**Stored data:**
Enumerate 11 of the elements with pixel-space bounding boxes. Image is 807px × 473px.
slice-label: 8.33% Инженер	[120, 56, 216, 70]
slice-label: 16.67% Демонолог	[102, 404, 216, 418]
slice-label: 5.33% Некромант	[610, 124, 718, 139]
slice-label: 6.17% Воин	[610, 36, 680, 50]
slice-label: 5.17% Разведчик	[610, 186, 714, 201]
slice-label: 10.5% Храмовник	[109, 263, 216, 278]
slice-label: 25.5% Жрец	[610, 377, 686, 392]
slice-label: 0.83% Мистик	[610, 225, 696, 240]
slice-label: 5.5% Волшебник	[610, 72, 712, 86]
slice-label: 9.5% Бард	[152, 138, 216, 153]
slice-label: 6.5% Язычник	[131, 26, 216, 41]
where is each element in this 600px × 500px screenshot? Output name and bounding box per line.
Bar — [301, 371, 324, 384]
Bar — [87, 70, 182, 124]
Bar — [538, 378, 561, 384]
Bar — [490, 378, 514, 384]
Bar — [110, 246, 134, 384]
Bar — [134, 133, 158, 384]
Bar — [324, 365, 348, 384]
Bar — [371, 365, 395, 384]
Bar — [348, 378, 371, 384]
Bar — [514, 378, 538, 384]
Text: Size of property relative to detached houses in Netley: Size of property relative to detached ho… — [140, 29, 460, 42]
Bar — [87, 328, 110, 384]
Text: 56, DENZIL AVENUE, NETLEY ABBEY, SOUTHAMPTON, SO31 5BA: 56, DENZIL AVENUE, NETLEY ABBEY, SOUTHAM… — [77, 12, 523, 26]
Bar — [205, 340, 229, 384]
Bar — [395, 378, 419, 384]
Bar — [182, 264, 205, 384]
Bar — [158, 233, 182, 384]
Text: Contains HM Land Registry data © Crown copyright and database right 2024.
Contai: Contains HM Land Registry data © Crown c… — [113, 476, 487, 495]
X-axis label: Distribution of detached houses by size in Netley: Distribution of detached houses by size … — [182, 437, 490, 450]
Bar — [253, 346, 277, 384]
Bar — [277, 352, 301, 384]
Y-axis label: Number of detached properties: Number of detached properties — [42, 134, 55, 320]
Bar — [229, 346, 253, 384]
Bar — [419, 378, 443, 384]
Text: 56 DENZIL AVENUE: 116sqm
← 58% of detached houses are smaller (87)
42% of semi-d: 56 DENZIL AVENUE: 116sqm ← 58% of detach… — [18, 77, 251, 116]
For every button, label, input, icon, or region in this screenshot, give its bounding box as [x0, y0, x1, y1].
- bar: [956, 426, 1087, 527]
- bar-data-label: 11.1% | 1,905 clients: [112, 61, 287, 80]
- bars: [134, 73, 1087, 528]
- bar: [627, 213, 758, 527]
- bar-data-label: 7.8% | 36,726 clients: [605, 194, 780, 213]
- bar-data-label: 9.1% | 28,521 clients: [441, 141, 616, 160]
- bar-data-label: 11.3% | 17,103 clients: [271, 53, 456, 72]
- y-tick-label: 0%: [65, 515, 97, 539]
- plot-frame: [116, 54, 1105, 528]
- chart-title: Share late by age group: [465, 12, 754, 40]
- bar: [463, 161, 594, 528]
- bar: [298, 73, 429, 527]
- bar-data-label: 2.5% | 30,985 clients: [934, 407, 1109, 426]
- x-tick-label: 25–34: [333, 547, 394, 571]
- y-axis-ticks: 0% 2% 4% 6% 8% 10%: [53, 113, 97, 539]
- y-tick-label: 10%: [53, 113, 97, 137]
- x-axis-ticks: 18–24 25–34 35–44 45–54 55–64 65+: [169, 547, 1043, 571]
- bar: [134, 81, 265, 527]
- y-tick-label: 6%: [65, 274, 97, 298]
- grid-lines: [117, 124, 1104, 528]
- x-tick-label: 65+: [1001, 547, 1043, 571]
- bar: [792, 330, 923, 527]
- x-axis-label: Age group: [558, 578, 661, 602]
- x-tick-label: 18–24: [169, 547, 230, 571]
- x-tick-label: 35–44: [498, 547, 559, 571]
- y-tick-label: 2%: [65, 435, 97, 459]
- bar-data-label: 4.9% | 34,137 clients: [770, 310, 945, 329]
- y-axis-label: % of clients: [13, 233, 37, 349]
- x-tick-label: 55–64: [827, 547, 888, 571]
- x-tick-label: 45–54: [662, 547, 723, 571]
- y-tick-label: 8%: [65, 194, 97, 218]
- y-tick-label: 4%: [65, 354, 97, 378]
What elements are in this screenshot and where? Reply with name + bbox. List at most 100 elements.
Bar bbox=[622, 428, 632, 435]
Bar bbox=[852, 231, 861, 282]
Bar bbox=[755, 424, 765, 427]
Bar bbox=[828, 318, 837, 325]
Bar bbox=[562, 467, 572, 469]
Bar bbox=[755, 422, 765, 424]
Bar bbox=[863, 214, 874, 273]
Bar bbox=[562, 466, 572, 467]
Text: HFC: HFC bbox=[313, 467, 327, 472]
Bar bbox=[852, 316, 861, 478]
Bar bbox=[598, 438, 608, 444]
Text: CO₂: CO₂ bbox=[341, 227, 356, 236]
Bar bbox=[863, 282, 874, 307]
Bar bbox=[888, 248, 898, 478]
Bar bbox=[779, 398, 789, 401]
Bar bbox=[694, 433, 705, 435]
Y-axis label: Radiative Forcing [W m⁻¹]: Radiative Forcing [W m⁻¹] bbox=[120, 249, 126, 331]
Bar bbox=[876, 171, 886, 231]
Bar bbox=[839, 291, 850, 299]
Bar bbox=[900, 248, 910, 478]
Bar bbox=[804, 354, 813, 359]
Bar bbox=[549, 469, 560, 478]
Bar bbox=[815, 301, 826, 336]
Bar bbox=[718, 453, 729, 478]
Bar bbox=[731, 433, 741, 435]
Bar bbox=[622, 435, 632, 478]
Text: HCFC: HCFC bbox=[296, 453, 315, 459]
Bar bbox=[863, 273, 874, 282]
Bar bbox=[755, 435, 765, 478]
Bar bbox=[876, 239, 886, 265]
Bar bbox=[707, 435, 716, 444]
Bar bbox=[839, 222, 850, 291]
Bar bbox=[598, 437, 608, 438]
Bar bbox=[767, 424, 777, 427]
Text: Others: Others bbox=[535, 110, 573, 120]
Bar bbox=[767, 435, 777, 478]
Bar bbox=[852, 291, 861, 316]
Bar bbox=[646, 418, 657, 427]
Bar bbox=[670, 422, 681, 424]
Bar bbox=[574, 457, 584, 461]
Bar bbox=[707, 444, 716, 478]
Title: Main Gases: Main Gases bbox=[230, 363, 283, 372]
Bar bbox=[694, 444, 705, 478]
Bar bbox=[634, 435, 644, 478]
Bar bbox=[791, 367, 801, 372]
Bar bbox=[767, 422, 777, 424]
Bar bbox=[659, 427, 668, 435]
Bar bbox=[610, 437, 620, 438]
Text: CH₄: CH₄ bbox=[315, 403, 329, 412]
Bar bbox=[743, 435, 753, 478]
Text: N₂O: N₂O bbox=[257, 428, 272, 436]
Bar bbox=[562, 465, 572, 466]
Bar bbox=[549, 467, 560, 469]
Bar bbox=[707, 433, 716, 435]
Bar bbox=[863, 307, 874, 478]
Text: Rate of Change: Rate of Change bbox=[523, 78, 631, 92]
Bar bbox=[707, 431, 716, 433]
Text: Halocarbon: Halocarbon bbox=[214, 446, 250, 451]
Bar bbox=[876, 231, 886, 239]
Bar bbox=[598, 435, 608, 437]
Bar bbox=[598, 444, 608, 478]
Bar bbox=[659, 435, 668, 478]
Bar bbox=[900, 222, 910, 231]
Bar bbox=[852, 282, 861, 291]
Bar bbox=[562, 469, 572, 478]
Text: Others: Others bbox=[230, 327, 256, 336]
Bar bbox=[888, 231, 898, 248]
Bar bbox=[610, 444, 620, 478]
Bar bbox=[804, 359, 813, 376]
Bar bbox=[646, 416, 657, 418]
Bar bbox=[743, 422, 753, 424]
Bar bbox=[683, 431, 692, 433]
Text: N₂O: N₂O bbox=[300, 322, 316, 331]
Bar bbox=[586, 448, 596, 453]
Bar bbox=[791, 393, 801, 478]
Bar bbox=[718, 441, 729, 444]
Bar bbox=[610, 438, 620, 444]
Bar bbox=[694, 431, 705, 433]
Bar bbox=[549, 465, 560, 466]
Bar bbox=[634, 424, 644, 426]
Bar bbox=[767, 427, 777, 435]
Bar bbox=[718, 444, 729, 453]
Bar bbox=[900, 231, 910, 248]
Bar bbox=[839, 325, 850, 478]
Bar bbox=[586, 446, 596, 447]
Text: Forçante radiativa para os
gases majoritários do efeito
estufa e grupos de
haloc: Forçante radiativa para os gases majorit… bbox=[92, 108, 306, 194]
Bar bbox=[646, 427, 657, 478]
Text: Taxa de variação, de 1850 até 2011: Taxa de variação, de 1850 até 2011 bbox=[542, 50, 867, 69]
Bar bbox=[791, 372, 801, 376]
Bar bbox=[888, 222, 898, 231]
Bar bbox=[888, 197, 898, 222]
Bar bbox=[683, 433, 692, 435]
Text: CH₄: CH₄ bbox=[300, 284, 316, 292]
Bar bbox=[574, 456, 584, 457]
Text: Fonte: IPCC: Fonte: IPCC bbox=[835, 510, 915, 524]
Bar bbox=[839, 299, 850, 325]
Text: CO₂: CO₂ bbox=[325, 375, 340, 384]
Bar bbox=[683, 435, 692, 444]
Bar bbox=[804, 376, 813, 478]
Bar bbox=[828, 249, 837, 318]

**The task:**
Please edit the lines from the first one through the line containing "263, 216, 278]", changing "slice-label" to "segment-label" and leaving everything else unchanged.

**Complete answer:**
Enumerate 11 of the elements with pixel-space bounding boxes. Image is 807px × 473px.
segment-label: 8.33% Инженер	[120, 56, 216, 70]
segment-label: 16.67% Демонолог	[102, 404, 216, 418]
segment-label: 5.33% Некромант	[610, 124, 718, 139]
segment-label: 6.17% Воин	[610, 36, 680, 50]
segment-label: 5.17% Разведчик	[610, 186, 714, 201]
segment-label: 10.5% Храмовник	[109, 263, 216, 278]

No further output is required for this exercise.